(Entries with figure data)

════════

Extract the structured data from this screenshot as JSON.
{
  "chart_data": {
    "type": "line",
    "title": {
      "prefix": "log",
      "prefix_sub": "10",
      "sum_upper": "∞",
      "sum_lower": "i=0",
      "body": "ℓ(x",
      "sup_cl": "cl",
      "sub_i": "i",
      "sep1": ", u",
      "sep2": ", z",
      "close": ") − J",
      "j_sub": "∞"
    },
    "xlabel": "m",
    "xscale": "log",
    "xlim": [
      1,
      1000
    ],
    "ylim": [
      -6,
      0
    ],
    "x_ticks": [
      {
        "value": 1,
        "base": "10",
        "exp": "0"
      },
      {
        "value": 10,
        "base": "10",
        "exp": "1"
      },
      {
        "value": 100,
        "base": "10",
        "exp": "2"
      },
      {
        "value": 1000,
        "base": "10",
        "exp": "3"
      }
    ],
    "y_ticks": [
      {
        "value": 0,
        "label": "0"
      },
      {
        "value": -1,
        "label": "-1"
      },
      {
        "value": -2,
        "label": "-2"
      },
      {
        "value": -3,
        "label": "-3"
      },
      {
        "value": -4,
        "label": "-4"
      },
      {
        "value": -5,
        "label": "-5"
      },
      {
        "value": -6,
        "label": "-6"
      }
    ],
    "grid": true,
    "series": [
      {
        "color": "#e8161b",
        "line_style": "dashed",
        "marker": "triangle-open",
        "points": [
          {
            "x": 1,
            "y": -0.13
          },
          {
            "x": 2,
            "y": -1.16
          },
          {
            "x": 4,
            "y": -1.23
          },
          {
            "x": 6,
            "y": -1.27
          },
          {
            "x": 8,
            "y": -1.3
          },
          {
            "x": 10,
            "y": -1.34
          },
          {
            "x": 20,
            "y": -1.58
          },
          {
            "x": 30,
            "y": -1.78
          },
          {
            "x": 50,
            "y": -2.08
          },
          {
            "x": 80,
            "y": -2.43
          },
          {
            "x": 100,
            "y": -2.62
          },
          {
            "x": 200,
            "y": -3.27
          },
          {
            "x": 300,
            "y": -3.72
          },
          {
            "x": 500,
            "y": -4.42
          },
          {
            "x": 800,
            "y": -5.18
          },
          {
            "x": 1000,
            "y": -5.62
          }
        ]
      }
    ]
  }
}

════════

The exercise:
Extract the listing in its entirety and repeat it exactly.

Reply:
Extract the structured data from this screenshot as JSON.
{
  "chart_data": {
    "type": "line",
    "title": {
      "prefix": "log",
      "prefix_sub": "10",
      "sum_upper": "∞",
      "sum_lower": "i=0",
      "body": "ℓ(x",
      "sup_cl": "cl",
      "sub_i": "i",
      "sep1": ", u",
      "sep2": ", z",
      "close": ") − J",
      "j_sub": "∞"
    },
    "xlabel": "m",
    "xscale": "log",
    "xlim": [
      1,
      1000
    ],
    "ylim": [
      -6,
      0
    ],
    "x_ticks": [
      {
        "value": 1,
        "base": "10",
        "exp": "0"
      },
      {
        "value": 10,
        "base": "10",
        "exp": "1"
      },
      {
        "value": 100,
        "base": "10",
        "exp": "2"
      },
      {
        "value": 1000,
        "base": "10",
        "exp": "3"
      }
    ],
    "y_ticks": [
      {
        "value": 0,
        "label": "0"
      },
      {
        "value": -1,
        "label": "-1"
      },
      {
        "value": -2,
        "label": "-2"
      },
      {
        "value": -3,
        "label": "-3"
      },
      {
        "value": -4,
        "label": "-4"
      },
      {
        "value": -5,
        "label": "-5"
      },
      {
        "value": -6,
        "label": "-6"
      }
    ],
    "grid": true,
    "series": [
      {
        "color": "#e8161b",
        "line_style": "dashed",
        "marker": "triangle-open",
        "points": [
          {
            "x": 1,
            "y": -0.13
          },
          {
            "x": 2,
            "y": -1.16
          },
          {
            "x": 4,
            "y": -1.23
          },
          {
            "x": 6,
            "y": -1.27
          },
          {
            "x": 8,
            "y": -1.3
          },
          {
            "x": 10,
            "y": -1.34
          },
          {
            "x": 20,
            "y": -1.58
          },
          {
            "x": 30,
            "y": -1.78
          },
          {
            "x": 50,
            "y": -2.08
          },
          {
            "x": 80,
            "y": -2.43
          },
          {
            "x": 100,
            "y": -2.62
          },
          {
            "x": 200,
            "y": -3.27
          },
          {
            "x": 300,
            "y": -3.72
          },
          {
            "x": 500,
            "y": -4.42
          },
          {
            "x": 800,
            "y": -5.18
          },
          {
            "x": 1000,
            "y": -5.62
          }
        ]
      }
    ]
  }
}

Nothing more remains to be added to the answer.